↓↓↓

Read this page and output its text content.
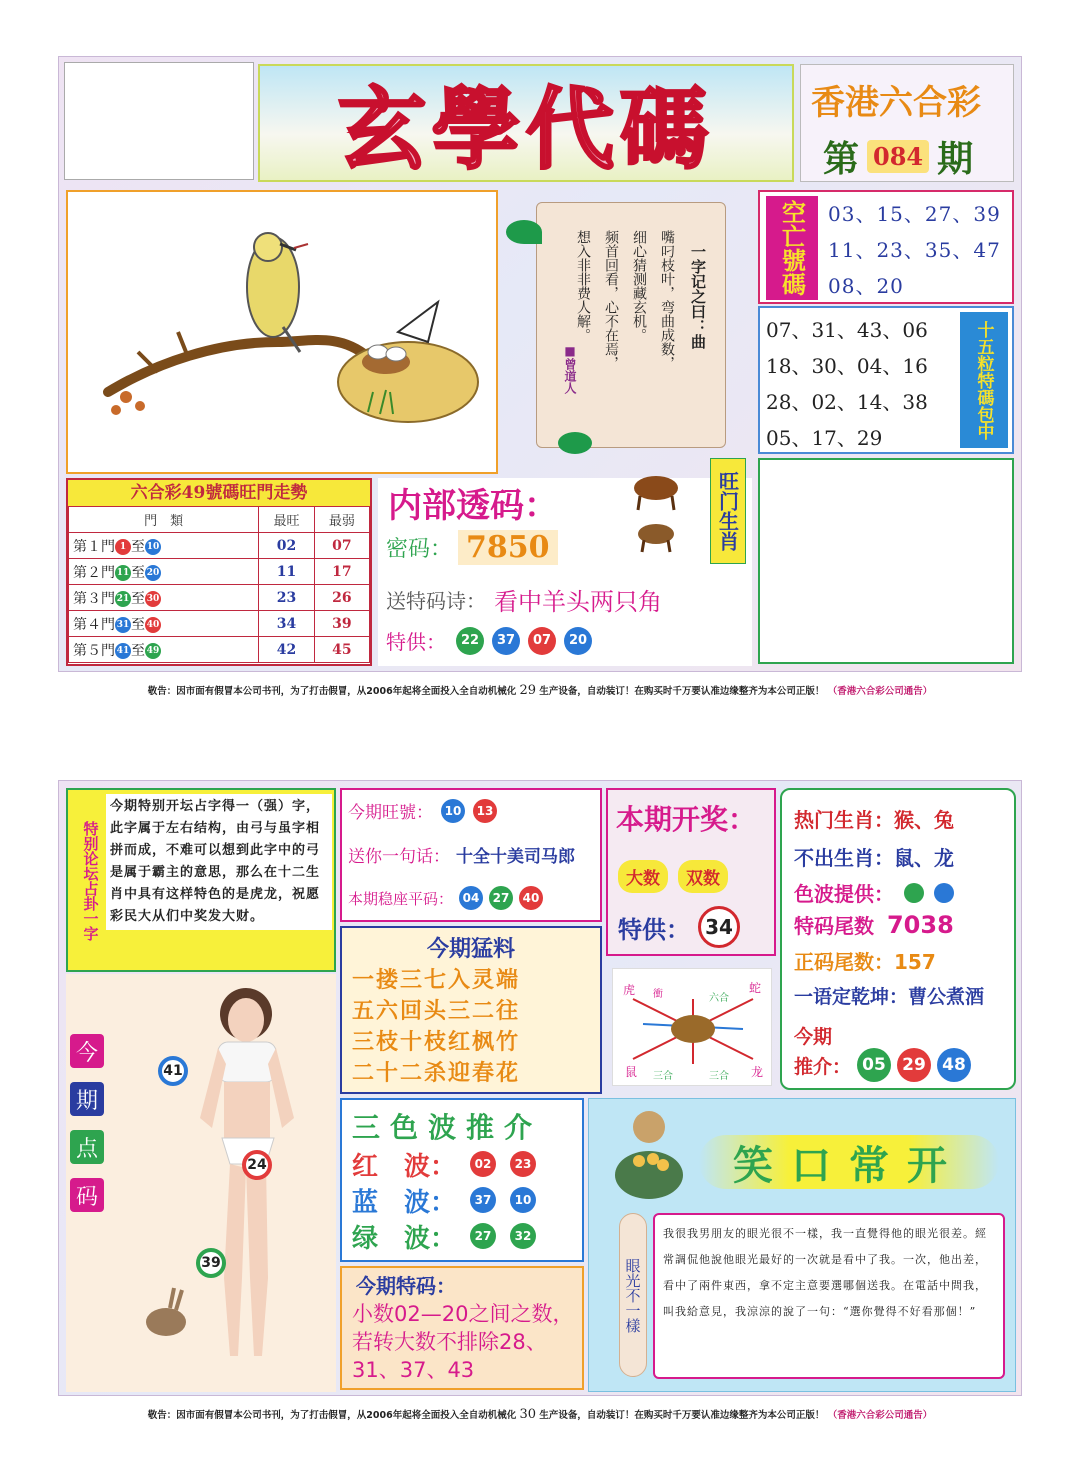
玄學代碼	香港六合彩
第 084 期
一字记之曰：曲
嘴叼枝叶，弯曲成数，
细心猜测藏玄机。
频首回看，心不在焉，
想入非非费人解。
■曾道人
空亡號碼	03、15、27、39
11、23、35、47
08、20
07、31、43、06
18、30、04、16
28、02、14、38
05、17、29	十五粒特碼包中
六合彩49號碼旺門走勢
門　類	最旺	最弱
第１門 1 至 10	02	07
第２門 11 至 20	11	17
第３門 21 至 30	23	26
第４門 31 至 40	34	39
第５門 41 至 49	42	45
内部透码：
密码： 7850
送特码诗： 看中羊头两只角
特供：	22	37	07	20
旺门生肖
敬告：因市面有假冒本公司书刊，为了打击假冒，从2006年起将全面投入全自动机械化 29 生产设备，自动装订！在购买时千万要认准边缘整齐为本公司正版！ （香港六合彩公司通告）
特别论坛占卦一字
今期特别开坛占字得一（强）字，此字属于左右结构，由弓与虽字相拼而成，不难可以想到此字中的弓是属于霸主的意思，那么在十二生肖中具有这样特色的是虎龙，祝愿彩民大从们中奖发大财。
今期旺號： 10	13
送你一句话： 十全十美司马郎
本期稳座平码： 04	27	40
本期开奖：
大数	双数
特供： 34
热门生肖：猴、兔
不出生肖：鼠、龙
色波提供：
特码尾数 7038
正码尾数：157
一语定乾坤：曹公煮酒
今期
推介： 05 29 48
今
期
点
码
41
24
39
今期猛料
一搂三七入灵端
五六回头三二往
三枝十枝红枫竹
二十二杀迎春花
虎 衝	六合
蛇
鼠 三合	三合 龙
三色波推介
红　波：	02	23
蓝　波：	37	10
绿　波：	27	32
今期特码：
小数02—20之间之数，若转大数不排除28、31、37、43
笑口常开
眼光不一樣
我很我男朋友的眼光很不一樣，我一直覺得他的眼光很差。經常調侃他說他眼光最好的一次就是看中了我。一次，他出差，看中了兩件東西，拿不定主意要選哪個送我。在電話中問我，叫我給意見，我涼涼的說了一句：“選你覺得不好看那個！”
敬告：因市面有假冒本公司书刊，为了打击假冒，从2006年起将全面投入全自动机械化 30 生产设备，自动装订！在购买时千万要认准边缘整齐为本公司正版！ （香港六合彩公司通告）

↑↑↑

▶ TASK DIRECTIONS
Where a line above includes "香港六合彩公司通告", copy that line.

▶ RESPONSE FOR THIS EXERCISE
敬告：因市面有假冒本公司书刊，为了打击假冒，从2006年起将全面投入全自动机械化 29 生产设备，自动装订！在购买时千万要认准边缘整齐为本公司正版！ （香港六合彩公司通告）
敬告：因市面有假冒本公司书刊，为了打击假冒，从2006年起将全面投入全自动机械化 30 生产设备，自动装订！在购买时千万要认准边缘整齐为本公司正版！ （香港六合彩公司通告）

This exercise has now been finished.